Figure record listings:
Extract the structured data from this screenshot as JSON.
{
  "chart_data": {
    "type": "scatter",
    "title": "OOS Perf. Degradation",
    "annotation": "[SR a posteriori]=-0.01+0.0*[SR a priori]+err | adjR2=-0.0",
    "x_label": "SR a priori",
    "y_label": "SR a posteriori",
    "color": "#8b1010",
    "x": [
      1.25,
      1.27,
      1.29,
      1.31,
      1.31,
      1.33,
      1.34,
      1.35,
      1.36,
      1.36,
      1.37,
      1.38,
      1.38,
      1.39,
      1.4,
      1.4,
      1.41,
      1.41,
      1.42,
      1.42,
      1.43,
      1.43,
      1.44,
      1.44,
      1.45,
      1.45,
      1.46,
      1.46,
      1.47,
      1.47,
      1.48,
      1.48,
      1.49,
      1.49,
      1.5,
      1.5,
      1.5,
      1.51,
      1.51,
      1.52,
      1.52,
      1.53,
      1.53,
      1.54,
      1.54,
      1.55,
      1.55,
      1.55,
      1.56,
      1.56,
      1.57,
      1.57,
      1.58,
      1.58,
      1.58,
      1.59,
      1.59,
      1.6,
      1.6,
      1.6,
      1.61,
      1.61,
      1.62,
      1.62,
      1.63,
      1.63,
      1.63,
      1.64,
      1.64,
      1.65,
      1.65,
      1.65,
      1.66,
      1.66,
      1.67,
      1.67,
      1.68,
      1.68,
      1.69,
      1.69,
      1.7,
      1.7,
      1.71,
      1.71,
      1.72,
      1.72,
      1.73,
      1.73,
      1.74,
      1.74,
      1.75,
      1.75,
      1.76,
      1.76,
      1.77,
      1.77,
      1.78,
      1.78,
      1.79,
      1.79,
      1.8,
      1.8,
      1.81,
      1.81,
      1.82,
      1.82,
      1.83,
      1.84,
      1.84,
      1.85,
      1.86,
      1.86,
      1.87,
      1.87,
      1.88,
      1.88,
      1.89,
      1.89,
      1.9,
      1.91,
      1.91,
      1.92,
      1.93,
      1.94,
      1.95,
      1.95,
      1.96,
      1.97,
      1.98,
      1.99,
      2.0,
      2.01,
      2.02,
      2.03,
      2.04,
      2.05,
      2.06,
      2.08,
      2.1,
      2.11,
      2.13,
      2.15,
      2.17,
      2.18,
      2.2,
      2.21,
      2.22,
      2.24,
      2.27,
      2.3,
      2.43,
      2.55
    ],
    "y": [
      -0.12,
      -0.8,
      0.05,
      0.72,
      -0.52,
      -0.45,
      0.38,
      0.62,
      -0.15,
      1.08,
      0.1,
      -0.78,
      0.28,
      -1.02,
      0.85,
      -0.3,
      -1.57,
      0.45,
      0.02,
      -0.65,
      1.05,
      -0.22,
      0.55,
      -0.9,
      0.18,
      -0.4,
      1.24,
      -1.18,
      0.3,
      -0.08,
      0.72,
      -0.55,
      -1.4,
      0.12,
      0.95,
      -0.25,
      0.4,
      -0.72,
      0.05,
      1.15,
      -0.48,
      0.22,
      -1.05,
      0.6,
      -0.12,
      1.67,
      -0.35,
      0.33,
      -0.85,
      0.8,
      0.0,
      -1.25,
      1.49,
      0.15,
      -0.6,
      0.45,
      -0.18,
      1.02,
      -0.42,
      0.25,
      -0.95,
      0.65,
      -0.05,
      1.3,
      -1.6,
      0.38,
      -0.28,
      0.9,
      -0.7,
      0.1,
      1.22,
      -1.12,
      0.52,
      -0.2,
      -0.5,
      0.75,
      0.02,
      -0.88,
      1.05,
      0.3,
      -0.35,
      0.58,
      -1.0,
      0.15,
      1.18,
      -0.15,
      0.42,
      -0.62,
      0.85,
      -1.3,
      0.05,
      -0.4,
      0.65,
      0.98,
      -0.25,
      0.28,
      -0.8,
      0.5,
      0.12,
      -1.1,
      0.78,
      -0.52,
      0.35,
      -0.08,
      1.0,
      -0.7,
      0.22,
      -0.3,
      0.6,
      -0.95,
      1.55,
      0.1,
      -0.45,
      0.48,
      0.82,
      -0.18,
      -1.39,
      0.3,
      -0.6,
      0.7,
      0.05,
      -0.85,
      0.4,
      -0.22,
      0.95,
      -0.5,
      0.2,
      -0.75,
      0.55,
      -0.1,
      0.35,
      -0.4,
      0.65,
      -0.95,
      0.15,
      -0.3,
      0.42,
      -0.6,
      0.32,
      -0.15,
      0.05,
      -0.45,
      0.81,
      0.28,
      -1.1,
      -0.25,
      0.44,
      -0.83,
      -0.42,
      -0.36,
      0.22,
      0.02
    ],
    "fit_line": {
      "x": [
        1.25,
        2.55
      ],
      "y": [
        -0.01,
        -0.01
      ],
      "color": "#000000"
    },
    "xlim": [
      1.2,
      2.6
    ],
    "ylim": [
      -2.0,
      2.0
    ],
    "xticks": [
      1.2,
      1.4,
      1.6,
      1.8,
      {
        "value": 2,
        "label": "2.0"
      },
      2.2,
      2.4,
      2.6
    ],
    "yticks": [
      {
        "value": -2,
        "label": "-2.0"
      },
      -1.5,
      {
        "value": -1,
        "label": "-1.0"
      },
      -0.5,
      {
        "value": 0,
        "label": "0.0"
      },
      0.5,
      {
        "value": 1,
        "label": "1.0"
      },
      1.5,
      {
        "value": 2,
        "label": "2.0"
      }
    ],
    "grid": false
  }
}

> [Work to do]
Select and copy every line of the listing with the word "value".

> [Result of the exercise]
        "value": 2,
        "value": -2,
        "value": -1,
        "value": 0,
        "value": 1,
        "value": 2,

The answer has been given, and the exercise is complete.